**Exercise task**
Retype the data that follows line by line, exactly, and leave its pictures out.

**Materials provided**

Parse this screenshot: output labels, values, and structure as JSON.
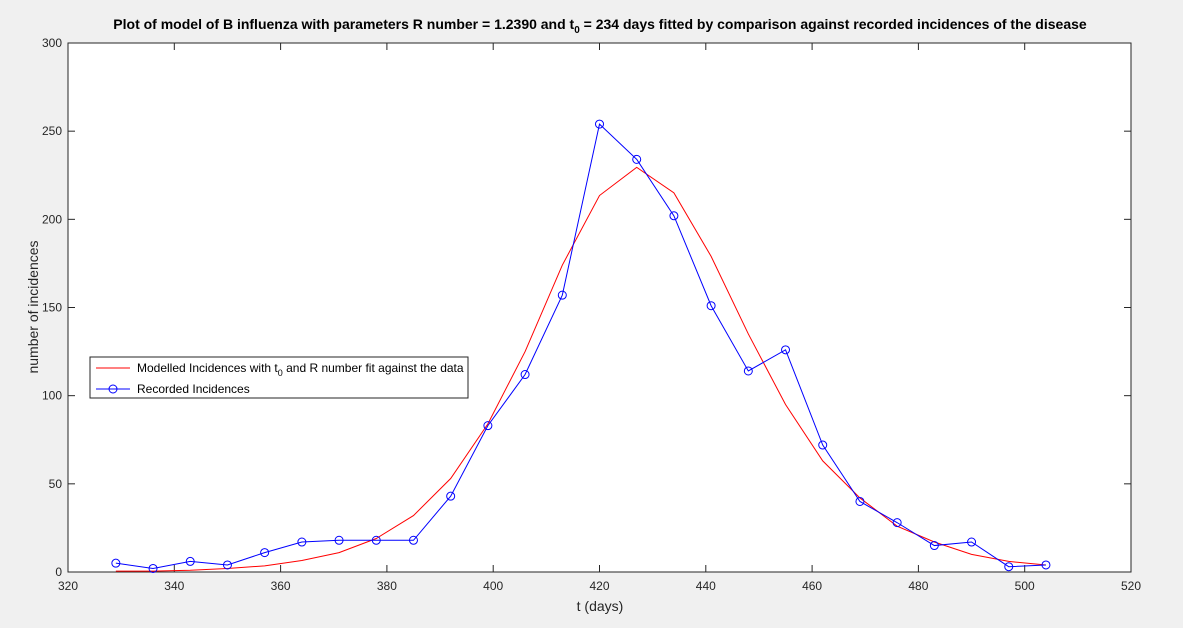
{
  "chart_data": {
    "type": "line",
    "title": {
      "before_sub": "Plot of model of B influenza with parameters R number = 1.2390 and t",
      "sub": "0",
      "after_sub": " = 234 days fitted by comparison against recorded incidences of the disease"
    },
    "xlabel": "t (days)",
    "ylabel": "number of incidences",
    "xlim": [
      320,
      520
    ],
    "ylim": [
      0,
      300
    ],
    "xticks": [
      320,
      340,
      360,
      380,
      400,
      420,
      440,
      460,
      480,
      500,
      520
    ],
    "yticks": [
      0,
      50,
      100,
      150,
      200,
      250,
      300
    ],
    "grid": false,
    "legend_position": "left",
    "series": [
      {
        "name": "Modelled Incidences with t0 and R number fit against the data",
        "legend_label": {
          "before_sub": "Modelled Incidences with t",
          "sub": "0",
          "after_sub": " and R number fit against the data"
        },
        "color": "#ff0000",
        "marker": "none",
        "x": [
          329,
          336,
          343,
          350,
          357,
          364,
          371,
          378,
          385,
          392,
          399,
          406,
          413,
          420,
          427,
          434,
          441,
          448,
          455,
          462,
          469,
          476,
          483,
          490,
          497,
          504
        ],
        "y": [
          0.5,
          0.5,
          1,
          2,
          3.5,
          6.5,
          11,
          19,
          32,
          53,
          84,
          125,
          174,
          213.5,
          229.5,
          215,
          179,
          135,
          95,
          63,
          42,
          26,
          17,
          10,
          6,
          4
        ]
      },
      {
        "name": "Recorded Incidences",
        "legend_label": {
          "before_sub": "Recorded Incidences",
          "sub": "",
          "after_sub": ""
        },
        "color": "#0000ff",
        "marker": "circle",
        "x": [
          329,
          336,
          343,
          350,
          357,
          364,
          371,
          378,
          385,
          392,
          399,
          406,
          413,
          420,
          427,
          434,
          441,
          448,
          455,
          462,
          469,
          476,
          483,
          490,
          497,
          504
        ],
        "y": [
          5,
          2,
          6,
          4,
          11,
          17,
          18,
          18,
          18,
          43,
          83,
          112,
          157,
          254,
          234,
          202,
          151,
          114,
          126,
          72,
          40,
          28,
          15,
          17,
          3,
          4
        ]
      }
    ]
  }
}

**Result of the task**
Parse this screenshot: output labels, values, and structure as JSON.
{
  "chart_data": {
    "type": "line",
    "title": {
      "before_sub": "Plot of model of B influenza with parameters R number = 1.2390 and t",
      "sub": "0",
      "after_sub": " = 234 days fitted by comparison against recorded incidences of the disease"
    },
    "xlabel": "t (days)",
    "ylabel": "number of incidences",
    "xlim": [
      320,
      520
    ],
    "ylim": [
      0,
      300
    ],
    "xticks": [
      320,
      340,
      360,
      380,
      400,
      420,
      440,
      460,
      480,
      500,
      520
    ],
    "yticks": [
      0,
      50,
      100,
      150,
      200,
      250,
      300
    ],
    "grid": false,
    "legend_position": "left",
    "series": [
      {
        "name": "Modelled Incidences with t0 and R number fit against the data",
        "legend_label": {
          "before_sub": "Modelled Incidences with t",
          "sub": "0",
          "after_sub": " and R number fit against the data"
        },
        "color": "#ff0000",
        "marker": "none",
        "x": [
          329,
          336,
          343,
          350,
          357,
          364,
          371,
          378,
          385,
          392,
          399,
          406,
          413,
          420,
          427,
          434,
          441,
          448,
          455,
          462,
          469,
          476,
          483,
          490,
          497,
          504
        ],
        "y": [
          0.5,
          0.5,
          1,
          2,
          3.5,
          6.5,
          11,
          19,
          32,
          53,
          84,
          125,
          174,
          213.5,
          229.5,
          215,
          179,
          135,
          95,
          63,
          42,
          26,
          17,
          10,
          6,
          4
        ]
      },
      {
        "name": "Recorded Incidences",
        "legend_label": {
          "before_sub": "Recorded Incidences",
          "sub": "",
          "after_sub": ""
        },
        "color": "#0000ff",
        "marker": "circle",
        "x": [
          329,
          336,
          343,
          350,
          357,
          364,
          371,
          378,
          385,
          392,
          399,
          406,
          413,
          420,
          427,
          434,
          441,
          448,
          455,
          462,
          469,
          476,
          483,
          490,
          497,
          504
        ],
        "y": [
          5,
          2,
          6,
          4,
          11,
          17,
          18,
          18,
          18,
          43,
          83,
          112,
          157,
          254,
          234,
          202,
          151,
          114,
          126,
          72,
          40,
          28,
          15,
          17,
          3,
          4
        ]
      }
    ]
  }
}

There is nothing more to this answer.